• Short problem: Write out the data below in full. Keep it exact.

Rows from a figure dataset:
----

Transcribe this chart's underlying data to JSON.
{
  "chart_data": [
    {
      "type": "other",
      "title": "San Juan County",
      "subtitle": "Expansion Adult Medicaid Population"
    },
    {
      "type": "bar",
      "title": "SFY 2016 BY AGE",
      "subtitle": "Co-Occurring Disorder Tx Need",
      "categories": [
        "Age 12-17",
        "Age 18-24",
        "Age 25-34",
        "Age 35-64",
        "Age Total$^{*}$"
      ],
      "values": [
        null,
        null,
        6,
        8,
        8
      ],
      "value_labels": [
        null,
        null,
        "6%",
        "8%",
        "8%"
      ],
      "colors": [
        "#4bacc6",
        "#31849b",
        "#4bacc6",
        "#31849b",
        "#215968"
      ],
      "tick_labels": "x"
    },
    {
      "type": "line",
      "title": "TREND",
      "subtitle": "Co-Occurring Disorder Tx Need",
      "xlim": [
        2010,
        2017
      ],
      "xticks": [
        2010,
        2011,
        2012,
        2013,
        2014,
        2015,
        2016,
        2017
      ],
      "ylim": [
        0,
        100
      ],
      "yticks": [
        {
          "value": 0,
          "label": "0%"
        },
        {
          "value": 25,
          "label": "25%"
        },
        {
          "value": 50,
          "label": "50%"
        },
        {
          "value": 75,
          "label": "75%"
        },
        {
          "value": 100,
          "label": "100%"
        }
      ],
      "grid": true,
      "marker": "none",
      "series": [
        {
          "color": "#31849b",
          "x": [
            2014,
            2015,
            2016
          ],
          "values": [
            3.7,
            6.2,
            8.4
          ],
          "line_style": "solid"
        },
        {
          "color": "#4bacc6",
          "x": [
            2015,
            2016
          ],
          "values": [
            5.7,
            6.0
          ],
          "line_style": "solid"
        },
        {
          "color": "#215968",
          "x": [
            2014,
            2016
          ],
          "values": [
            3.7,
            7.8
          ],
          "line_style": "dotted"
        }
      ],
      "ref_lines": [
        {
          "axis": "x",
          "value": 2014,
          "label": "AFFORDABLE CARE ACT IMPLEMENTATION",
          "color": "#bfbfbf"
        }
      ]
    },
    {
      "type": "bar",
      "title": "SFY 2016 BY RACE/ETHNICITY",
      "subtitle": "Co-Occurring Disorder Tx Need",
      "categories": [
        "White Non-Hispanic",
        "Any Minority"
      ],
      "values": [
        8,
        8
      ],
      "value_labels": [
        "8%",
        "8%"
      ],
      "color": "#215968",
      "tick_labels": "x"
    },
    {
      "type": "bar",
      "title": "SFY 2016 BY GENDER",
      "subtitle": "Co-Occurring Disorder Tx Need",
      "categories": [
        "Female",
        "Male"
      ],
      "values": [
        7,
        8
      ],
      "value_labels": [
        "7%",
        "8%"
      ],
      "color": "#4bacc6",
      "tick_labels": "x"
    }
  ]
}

----

• Answer in full:
Transcribe this chart's underlying data to JSON.
{
  "chart_data": [
    {
      "type": "other",
      "title": "San Juan County",
      "subtitle": "Expansion Adult Medicaid Population"
    },
    {
      "type": "bar",
      "title": "SFY 2016 BY AGE",
      "subtitle": "Co-Occurring Disorder Tx Need",
      "categories": [
        "Age 12-17",
        "Age 18-24",
        "Age 25-34",
        "Age 35-64",
        "Age Total$^{*}$"
      ],
      "values": [
        null,
        null,
        6,
        8,
        8
      ],
      "value_labels": [
        null,
        null,
        "6%",
        "8%",
        "8%"
      ],
      "colors": [
        "#4bacc6",
        "#31849b",
        "#4bacc6",
        "#31849b",
        "#215968"
      ],
      "tick_labels": "x"
    },
    {
      "type": "line",
      "title": "TREND",
      "subtitle": "Co-Occurring Disorder Tx Need",
      "xlim": [
        2010,
        2017
      ],
      "xticks": [
        2010,
        2011,
        2012,
        2013,
        2014,
        2015,
        2016,
        2017
      ],
      "ylim": [
        0,
        100
      ],
      "yticks": [
        {
          "value": 0,
          "label": "0%"
        },
        {
          "value": 25,
          "label": "25%"
        },
        {
          "value": 50,
          "label": "50%"
        },
        {
          "value": 75,
          "label": "75%"
        },
        {
          "value": 100,
          "label": "100%"
        }
      ],
      "grid": true,
      "marker": "none",
      "series": [
        {
          "color": "#31849b",
          "x": [
            2014,
            2015,
            2016
          ],
          "values": [
            3.7,
            6.2,
            8.4
          ],
          "line_style": "solid"
        },
        {
          "color": "#4bacc6",
          "x": [
            2015,
            2016
          ],
          "values": [
            5.7,
            6.0
          ],
          "line_style": "solid"
        },
        {
          "color": "#215968",
          "x": [
            2014,
            2016
          ],
          "values": [
            3.7,
            7.8
          ],
          "line_style": "dotted"
        }
      ],
      "ref_lines": [
        {
          "axis": "x",
          "value": 2014,
          "label": "AFFORDABLE CARE ACT IMPLEMENTATION",
          "color": "#bfbfbf"
        }
      ]
    },
    {
      "type": "bar",
      "title": "SFY 2016 BY RACE/ETHNICITY",
      "subtitle": "Co-Occurring Disorder Tx Need",
      "categories": [
        "White Non-Hispanic",
        "Any Minority"
      ],
      "values": [
        8,
        8
      ],
      "value_labels": [
        "8%",
        "8%"
      ],
      "color": "#215968",
      "tick_labels": "x"
    },
    {
      "type": "bar",
      "title": "SFY 2016 BY GENDER",
      "subtitle": "Co-Occurring Disorder Tx Need",
      "categories": [
        "Female",
        "Male"
      ],
      "values": [
        7,
        8
      ],
      "value_labels": [
        "7%",
        "8%"
      ],
      "color": "#4bacc6",
      "tick_labels": "x"
    }
  ]
}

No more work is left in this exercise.